(Data for this task)
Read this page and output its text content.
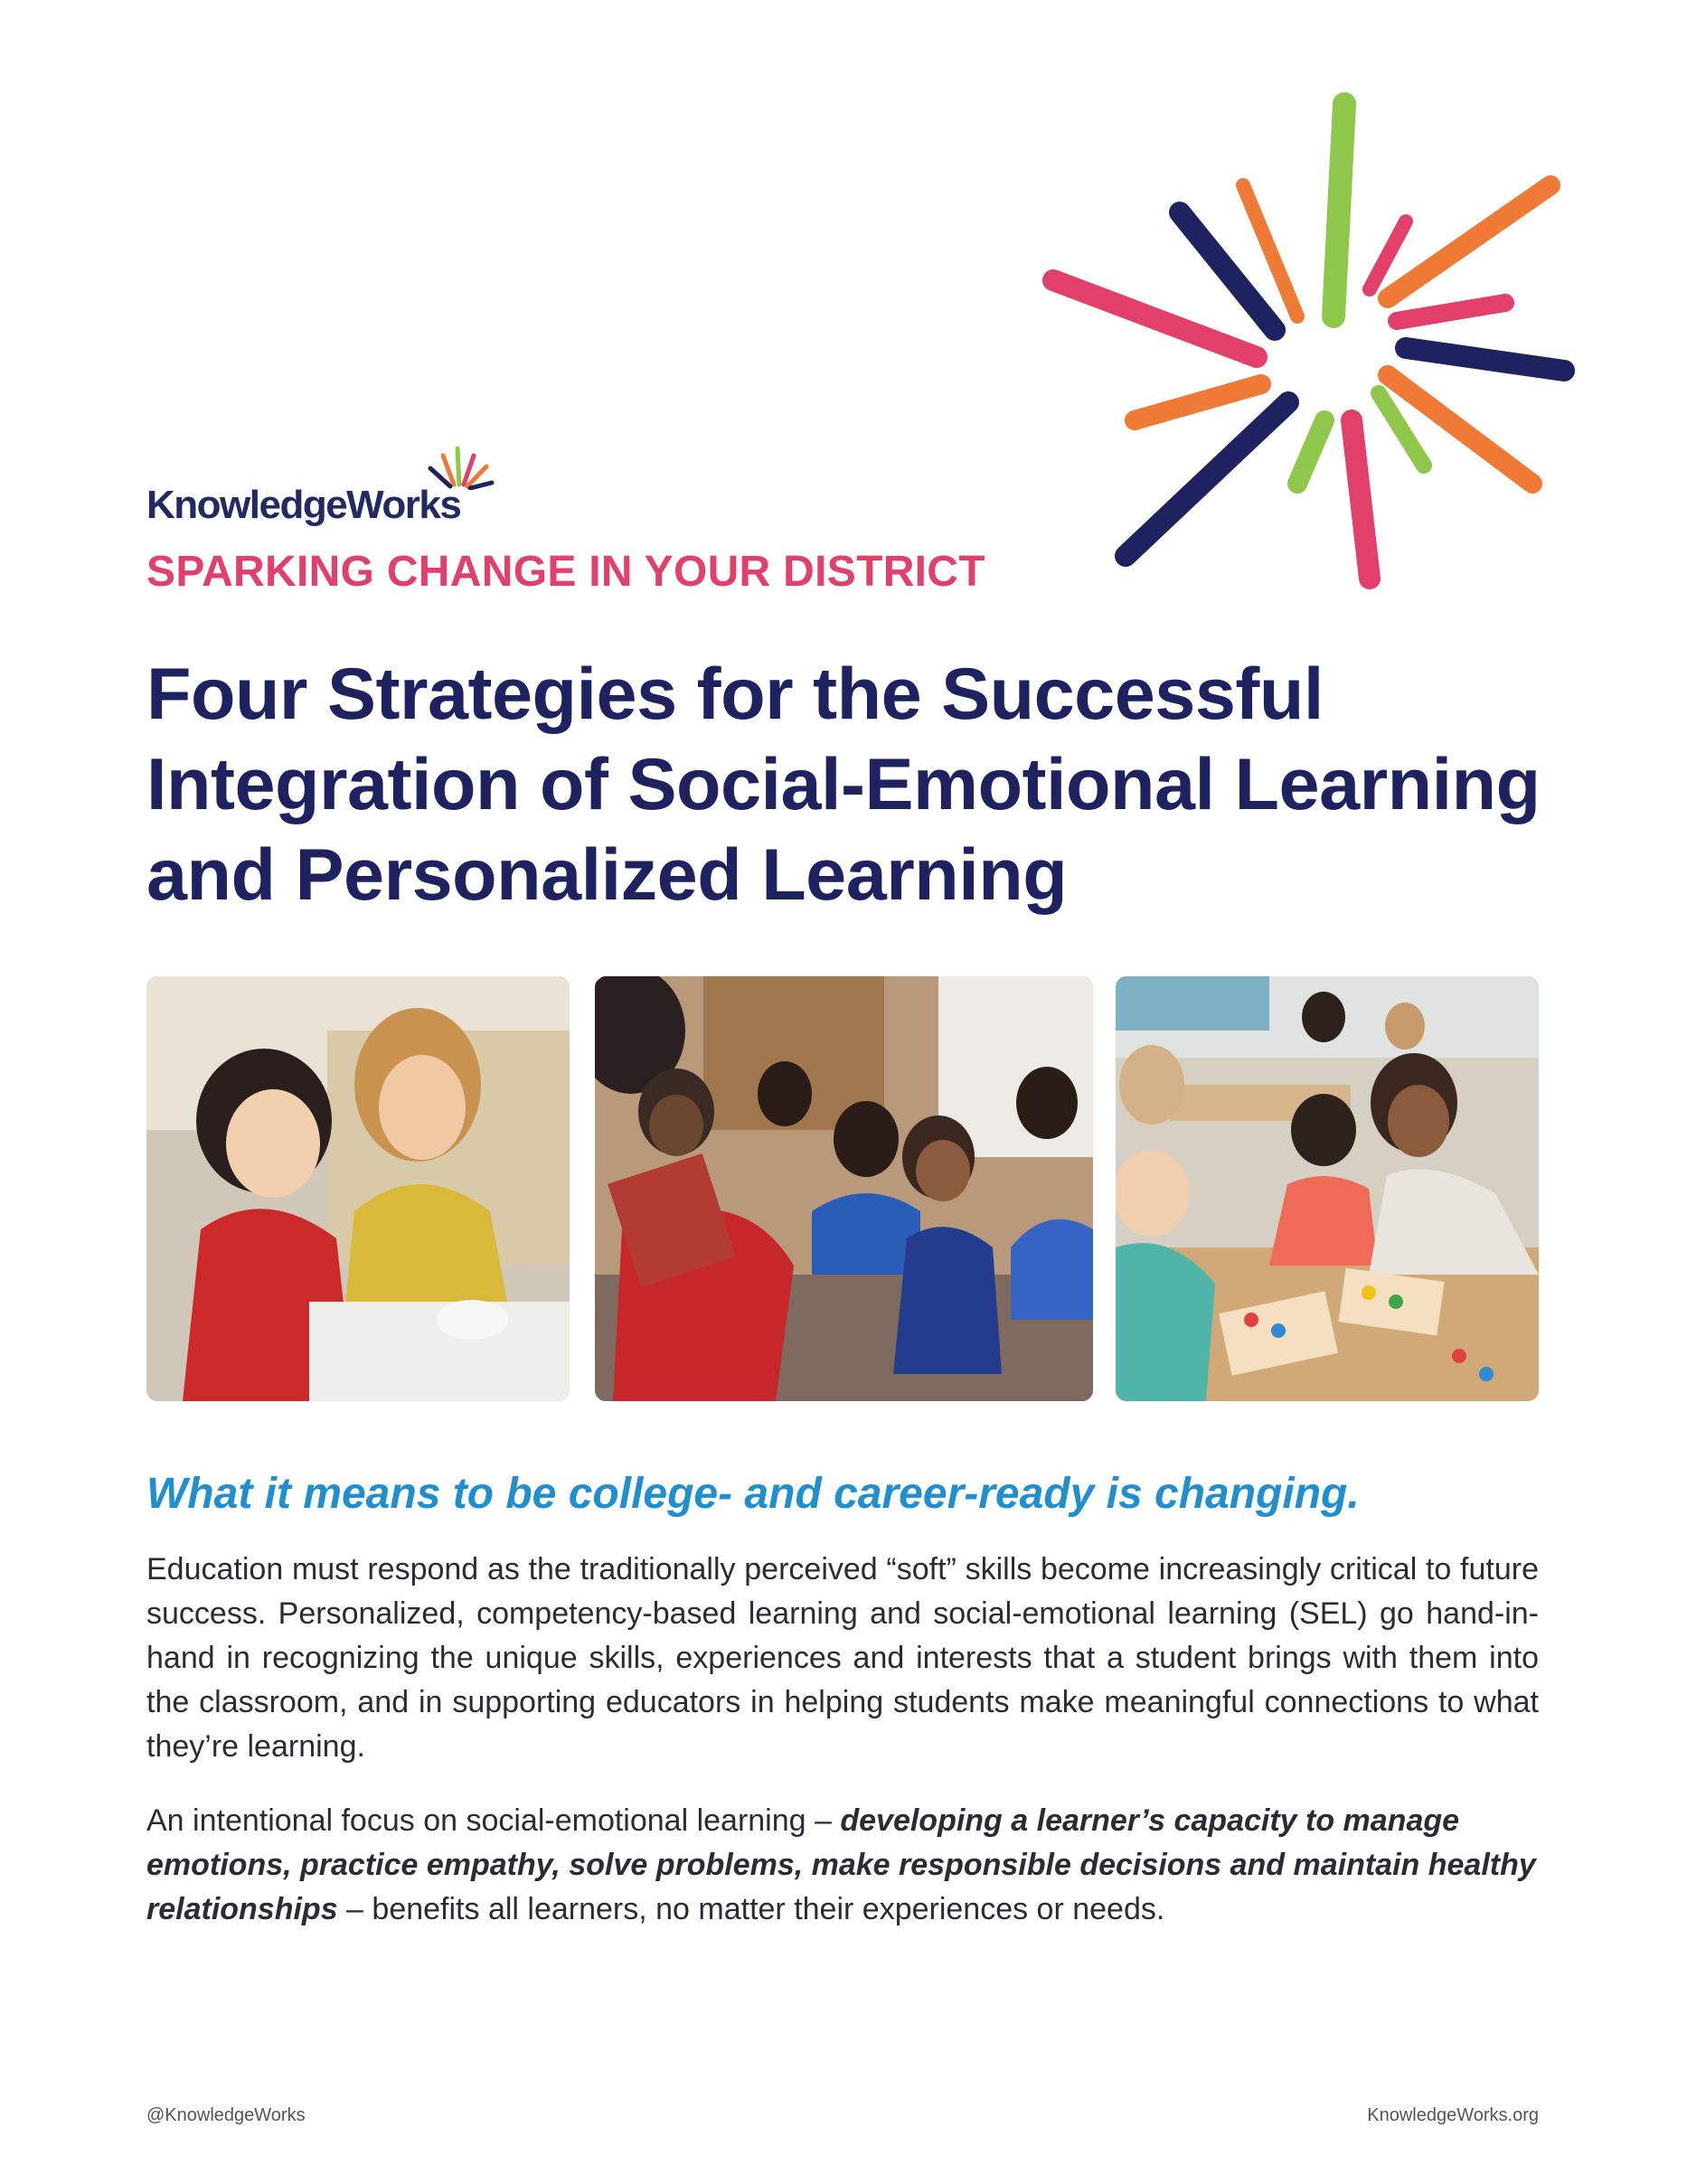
KnowledgeWorks
SPARKING CHANGE IN YOUR DISTRICT
Four Strategies for the Successful Integration of Social-Emotional Learning and Personalized Learning
What it means to be college- and career-ready is changing.

Education must respond as the traditionally perceived “soft” skills become increasingly critical to future success. Personalized, competency-based learning and social-emotional learning (SEL) go hand-in-hand in recognizing the unique skills, experiences and interests that a student brings with them into the classroom, and in supporting educators in helping students make meaningful connections to what they’re learning.

An intentional focus on social-emotional learning – developing a learner’s capacity to manage emotions, practice empathy, solve problems, make responsible decisions and maintain healthy relationships – benefits all learners, no matter their experiences or needs.

@KnowledgeWorks	KnowledgeWorks.org
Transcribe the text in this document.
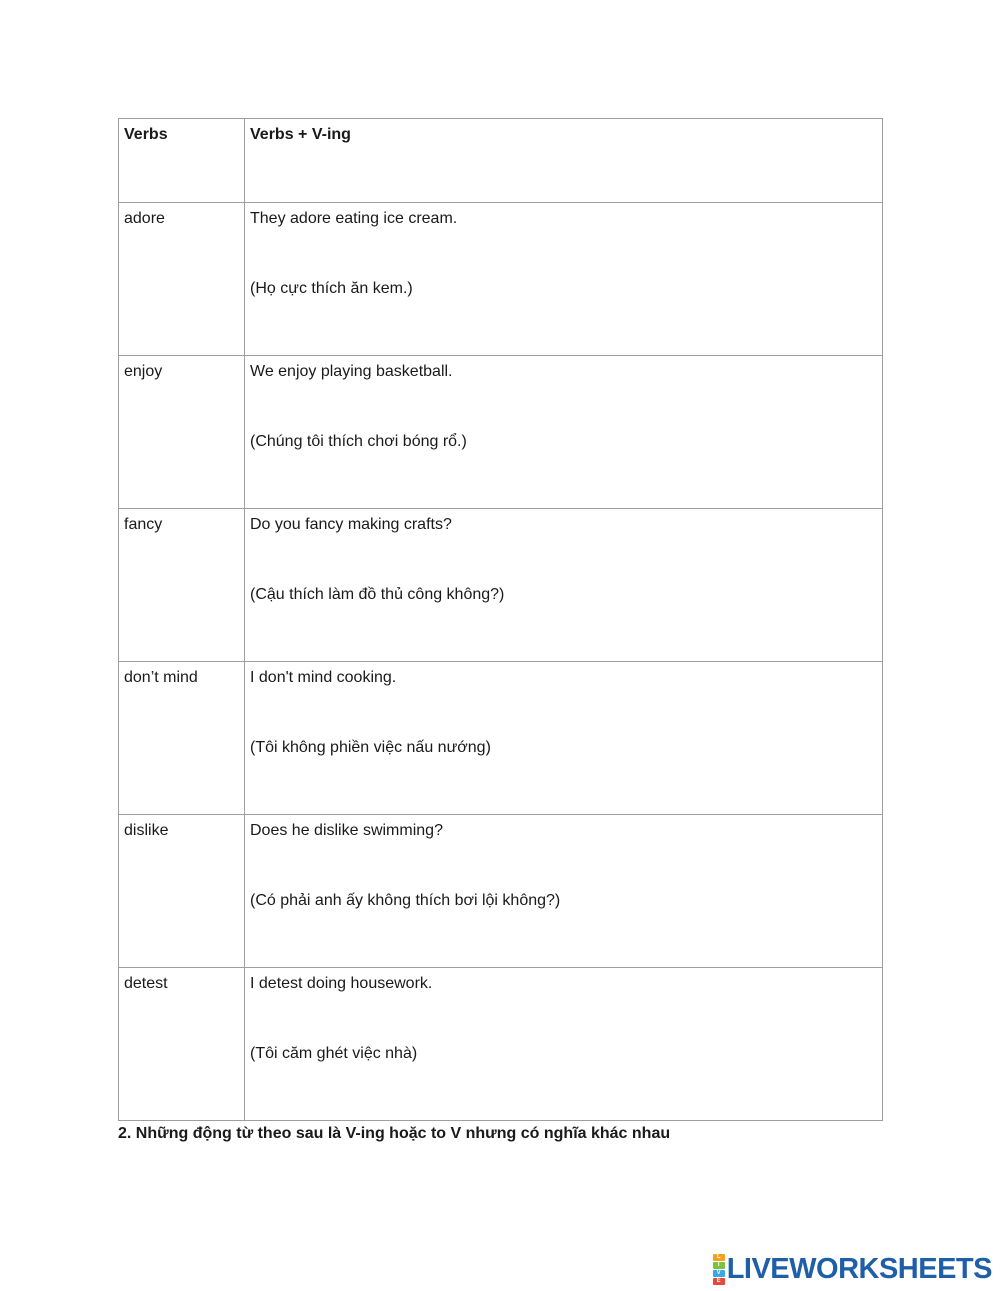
Verbs	Verbs + V-ing
adore	They adore eating ice cream.
(Họ cực thích ăn kem.)

enjoy	We enjoy playing basketball.
(Chúng tôi thích chơi bóng rổ.)

fancy	Do you fancy making crafts?
(Cậu thích làm đồ thủ công không?)

don’t mind	I don't mind cooking.
(Tôi không phiền việc nấu nướng)

dislike	Does he dislike swimming?
(Có phải anh ấy không thích bơi lội không?)

detest	I detest doing housework.
(Tôi căm ghét việc nhà)

2. Những động từ theo sau là V-ing hoặc to V nhưng có nghĩa khác nhau

L
I
V
E LIVEWORKSHEETS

(Written problem)
Transcribe the material exactly, keeping every word and none of the pictures.

(Answer to the problem)
Read this page and output its text content.
KnowledgeWorks
SPARKING CHANGE IN YOUR DISTRICT
Four Strategies for the Successful Integration of Social-Emotional Learning and Personalized Learning
What it means to be college- and career-ready is changing.

Education must respond as the traditionally perceived “soft” skills become increasingly critical to future success. Personalized, competency-based learning and social-emotional learning (SEL) go hand-in-hand in recognizing the unique skills, experiences and interests that a student brings with them into the classroom, and in supporting educators in helping students make meaningful connections to what they’re learning.

An intentional focus on social-emotional learning – developing a learner’s capacity to manage emotions, practice empathy, solve problems, make responsible decisions and maintain healthy relationships – benefits all learners, no matter their experiences or needs.

@KnowledgeWorks	KnowledgeWorks.org
Transcribe the text in this document.
Verbs	Verbs + V-ing
adore	They adore eating ice cream.
(Họ cực thích ăn kem.)

enjoy	We enjoy playing basketball.
(Chúng tôi thích chơi bóng rổ.)

fancy	Do you fancy making crafts?
(Cậu thích làm đồ thủ công không?)

don’t mind	I don't mind cooking.
(Tôi không phiền việc nấu nướng)

dislike	Does he dislike swimming?
(Có phải anh ấy không thích bơi lội không?)

detest	I detest doing housework.
(Tôi căm ghét việc nhà)

2. Những động từ theo sau là V-ing hoặc to V nhưng có nghĩa khác nhau

L
I
V
E LIVEWORKSHEETS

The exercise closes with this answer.